EXERCISE INSTRUCTIONS: Select all lines in the records that include "plain".

GIVEN RECORDS:
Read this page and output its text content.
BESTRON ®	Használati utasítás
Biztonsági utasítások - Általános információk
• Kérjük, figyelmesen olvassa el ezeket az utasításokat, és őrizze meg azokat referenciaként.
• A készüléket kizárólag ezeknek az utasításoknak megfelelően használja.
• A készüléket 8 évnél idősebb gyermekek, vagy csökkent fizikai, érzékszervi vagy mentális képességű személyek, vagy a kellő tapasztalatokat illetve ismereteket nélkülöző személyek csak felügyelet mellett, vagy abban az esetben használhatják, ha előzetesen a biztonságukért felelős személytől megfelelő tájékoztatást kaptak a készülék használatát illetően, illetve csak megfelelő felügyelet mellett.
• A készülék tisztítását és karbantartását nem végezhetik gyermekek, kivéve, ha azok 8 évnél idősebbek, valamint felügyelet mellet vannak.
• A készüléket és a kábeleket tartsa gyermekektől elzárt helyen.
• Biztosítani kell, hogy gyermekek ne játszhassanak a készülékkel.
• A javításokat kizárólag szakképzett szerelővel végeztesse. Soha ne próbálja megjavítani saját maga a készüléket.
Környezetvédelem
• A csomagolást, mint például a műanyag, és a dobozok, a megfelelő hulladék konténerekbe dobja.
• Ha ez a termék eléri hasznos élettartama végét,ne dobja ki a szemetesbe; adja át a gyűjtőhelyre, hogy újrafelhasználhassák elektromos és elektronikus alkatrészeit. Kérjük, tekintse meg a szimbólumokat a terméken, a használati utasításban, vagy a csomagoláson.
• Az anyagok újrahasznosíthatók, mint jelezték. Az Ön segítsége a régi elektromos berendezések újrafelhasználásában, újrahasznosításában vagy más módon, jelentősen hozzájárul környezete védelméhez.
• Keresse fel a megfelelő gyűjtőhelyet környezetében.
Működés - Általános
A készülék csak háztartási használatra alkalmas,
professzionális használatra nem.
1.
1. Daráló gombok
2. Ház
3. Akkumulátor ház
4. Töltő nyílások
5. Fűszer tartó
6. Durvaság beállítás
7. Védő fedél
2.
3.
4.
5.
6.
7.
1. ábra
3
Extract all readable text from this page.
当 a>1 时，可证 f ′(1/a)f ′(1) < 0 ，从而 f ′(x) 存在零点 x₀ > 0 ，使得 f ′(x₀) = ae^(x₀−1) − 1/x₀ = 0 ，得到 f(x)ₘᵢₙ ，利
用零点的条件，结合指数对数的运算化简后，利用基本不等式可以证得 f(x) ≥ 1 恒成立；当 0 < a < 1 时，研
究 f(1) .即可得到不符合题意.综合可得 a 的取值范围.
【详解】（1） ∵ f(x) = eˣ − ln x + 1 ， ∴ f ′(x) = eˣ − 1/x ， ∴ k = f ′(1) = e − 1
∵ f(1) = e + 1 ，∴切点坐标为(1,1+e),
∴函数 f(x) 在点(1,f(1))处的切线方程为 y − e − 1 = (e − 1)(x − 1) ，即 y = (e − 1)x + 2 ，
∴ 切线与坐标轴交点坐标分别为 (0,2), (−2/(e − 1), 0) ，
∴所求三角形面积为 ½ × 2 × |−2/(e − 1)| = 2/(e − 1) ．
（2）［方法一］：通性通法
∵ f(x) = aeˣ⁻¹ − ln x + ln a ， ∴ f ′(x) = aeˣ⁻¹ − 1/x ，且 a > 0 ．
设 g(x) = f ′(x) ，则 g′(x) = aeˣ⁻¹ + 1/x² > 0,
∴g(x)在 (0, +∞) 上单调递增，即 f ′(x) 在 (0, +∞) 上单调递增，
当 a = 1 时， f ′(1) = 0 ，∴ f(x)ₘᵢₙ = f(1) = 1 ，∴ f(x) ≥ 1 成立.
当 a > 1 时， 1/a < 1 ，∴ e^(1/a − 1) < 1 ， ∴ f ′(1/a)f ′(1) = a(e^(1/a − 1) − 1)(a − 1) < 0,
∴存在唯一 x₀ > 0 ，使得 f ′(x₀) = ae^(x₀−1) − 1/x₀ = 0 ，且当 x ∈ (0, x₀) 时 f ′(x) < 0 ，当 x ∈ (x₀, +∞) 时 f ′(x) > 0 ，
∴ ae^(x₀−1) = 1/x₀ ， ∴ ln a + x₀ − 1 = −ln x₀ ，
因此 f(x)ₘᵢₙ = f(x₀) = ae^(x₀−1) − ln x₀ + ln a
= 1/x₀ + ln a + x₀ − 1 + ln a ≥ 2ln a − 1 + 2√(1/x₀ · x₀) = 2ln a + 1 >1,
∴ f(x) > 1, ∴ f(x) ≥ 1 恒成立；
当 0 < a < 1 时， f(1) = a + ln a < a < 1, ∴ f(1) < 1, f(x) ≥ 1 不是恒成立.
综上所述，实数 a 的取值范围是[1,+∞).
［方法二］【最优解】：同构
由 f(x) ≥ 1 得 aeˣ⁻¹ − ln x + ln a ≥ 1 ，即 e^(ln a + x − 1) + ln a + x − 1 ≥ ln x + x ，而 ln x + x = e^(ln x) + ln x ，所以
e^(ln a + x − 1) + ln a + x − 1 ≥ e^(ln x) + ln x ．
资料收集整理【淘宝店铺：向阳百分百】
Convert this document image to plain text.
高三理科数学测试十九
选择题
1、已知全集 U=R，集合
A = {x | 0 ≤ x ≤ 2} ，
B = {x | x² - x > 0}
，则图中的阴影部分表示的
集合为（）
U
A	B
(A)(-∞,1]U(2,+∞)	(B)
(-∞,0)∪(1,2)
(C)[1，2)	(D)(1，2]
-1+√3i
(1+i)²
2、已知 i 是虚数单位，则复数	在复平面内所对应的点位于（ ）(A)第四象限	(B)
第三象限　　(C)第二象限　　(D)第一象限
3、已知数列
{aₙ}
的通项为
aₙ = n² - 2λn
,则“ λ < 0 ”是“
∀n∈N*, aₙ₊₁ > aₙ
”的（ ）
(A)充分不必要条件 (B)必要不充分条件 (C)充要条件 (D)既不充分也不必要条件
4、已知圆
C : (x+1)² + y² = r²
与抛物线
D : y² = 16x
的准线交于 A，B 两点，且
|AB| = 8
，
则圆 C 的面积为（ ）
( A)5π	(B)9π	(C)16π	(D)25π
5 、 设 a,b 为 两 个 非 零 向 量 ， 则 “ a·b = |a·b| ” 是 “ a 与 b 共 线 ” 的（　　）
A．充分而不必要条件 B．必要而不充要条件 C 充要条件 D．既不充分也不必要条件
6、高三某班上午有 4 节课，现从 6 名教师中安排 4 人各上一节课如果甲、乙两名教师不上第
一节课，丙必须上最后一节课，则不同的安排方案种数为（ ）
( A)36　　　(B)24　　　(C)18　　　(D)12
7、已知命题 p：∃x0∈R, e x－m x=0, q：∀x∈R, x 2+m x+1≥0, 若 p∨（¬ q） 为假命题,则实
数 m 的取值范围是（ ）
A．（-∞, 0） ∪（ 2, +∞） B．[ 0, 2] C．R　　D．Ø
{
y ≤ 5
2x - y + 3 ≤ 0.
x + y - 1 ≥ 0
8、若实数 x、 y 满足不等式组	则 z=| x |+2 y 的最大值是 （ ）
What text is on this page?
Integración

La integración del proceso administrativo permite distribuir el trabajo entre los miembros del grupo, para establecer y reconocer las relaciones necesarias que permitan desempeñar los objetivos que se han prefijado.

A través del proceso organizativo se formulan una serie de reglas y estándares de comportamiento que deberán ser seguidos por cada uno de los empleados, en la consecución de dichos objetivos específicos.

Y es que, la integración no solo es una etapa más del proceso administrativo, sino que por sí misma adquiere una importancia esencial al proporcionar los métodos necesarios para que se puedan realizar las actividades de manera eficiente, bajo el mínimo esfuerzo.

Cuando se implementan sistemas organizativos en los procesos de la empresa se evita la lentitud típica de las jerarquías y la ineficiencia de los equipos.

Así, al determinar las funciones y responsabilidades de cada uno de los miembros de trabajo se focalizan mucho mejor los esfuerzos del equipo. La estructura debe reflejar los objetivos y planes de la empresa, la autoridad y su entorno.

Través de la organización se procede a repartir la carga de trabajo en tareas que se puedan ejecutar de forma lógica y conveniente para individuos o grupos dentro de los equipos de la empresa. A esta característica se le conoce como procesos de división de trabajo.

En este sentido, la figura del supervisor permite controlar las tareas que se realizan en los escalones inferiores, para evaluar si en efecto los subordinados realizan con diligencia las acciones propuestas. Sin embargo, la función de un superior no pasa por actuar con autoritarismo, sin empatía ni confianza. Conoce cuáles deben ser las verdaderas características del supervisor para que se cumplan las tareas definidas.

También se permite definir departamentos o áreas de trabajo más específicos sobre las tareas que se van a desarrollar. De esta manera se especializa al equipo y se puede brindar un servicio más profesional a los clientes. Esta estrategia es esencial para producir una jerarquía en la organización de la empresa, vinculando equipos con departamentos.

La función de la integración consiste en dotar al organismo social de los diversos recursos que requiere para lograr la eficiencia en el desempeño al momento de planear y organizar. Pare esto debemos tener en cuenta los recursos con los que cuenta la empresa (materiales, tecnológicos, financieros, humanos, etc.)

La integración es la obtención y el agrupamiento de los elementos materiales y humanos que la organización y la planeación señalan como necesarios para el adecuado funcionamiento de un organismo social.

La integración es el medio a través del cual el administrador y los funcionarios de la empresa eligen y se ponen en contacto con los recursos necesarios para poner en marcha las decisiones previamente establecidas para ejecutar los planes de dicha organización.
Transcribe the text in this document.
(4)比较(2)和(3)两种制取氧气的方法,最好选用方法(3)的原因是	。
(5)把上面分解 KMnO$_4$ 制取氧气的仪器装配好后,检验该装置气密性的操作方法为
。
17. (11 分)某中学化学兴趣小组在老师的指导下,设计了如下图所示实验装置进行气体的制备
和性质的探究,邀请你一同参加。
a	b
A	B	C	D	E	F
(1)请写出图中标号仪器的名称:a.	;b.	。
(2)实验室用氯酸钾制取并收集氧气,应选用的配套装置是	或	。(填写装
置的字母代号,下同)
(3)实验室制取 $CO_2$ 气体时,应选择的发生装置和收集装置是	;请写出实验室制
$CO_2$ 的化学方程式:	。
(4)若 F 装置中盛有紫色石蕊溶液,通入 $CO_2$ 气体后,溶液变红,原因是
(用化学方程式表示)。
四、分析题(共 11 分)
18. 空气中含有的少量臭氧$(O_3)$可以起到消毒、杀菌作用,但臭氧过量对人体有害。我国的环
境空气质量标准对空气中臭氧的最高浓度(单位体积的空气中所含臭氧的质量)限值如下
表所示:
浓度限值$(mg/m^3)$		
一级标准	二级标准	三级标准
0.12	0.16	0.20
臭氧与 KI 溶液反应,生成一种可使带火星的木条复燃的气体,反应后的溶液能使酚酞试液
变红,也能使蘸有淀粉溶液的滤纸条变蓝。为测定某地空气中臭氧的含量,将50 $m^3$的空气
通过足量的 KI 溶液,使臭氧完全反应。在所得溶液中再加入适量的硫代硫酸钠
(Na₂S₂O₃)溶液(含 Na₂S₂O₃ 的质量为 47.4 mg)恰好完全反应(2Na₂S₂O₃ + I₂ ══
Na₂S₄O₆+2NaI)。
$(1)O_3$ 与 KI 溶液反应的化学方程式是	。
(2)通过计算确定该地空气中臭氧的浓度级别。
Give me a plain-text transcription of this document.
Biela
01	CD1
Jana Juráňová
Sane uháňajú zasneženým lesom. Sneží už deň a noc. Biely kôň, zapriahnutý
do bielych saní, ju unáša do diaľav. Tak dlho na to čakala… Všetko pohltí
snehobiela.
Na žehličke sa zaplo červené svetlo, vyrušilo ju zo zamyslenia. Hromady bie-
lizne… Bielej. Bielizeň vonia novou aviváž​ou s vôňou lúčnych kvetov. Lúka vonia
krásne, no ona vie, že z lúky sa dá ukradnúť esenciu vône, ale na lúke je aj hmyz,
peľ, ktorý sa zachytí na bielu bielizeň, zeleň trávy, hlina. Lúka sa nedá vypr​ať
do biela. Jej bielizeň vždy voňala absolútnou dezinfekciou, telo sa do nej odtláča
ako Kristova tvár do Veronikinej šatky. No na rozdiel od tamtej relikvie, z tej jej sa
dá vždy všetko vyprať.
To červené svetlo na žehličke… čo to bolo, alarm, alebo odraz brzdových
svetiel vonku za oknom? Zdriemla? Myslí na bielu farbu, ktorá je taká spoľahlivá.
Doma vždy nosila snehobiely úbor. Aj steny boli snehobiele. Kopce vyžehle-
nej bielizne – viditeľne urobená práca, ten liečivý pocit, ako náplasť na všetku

REPLY TO THE EXERCISE:
Convert this document image to plain text.
Give me a plain-text transcription of this document.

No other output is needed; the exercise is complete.